**WHAT TO PRODUCE**
Return the number of lines that contain the word "name", and return nothing else.

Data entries
start
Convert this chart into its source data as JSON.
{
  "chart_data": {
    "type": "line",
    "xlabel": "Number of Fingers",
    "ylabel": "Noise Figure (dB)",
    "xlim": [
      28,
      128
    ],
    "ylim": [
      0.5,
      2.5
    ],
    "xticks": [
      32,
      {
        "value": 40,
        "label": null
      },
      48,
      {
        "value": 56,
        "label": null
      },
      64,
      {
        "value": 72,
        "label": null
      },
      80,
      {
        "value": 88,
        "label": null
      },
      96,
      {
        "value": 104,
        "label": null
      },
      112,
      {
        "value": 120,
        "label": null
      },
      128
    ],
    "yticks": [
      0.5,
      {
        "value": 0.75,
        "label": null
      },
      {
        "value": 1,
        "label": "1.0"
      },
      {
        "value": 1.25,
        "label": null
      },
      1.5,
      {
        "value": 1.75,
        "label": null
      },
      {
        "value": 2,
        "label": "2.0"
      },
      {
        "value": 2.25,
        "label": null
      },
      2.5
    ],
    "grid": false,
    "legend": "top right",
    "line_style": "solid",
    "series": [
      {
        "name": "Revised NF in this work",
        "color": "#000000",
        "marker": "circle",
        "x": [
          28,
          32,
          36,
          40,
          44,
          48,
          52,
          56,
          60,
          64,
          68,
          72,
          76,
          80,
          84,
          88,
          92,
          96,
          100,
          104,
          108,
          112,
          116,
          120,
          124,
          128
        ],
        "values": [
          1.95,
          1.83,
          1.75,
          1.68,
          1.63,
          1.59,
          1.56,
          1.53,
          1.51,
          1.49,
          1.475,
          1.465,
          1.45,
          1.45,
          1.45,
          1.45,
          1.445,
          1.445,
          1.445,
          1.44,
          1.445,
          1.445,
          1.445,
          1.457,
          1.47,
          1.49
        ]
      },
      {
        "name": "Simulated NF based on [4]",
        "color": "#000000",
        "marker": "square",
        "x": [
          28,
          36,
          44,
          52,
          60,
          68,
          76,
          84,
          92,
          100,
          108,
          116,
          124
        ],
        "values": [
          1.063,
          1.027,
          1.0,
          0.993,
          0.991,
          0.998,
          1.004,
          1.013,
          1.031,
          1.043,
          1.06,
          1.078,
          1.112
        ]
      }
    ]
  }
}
end
**RESPONSE**
2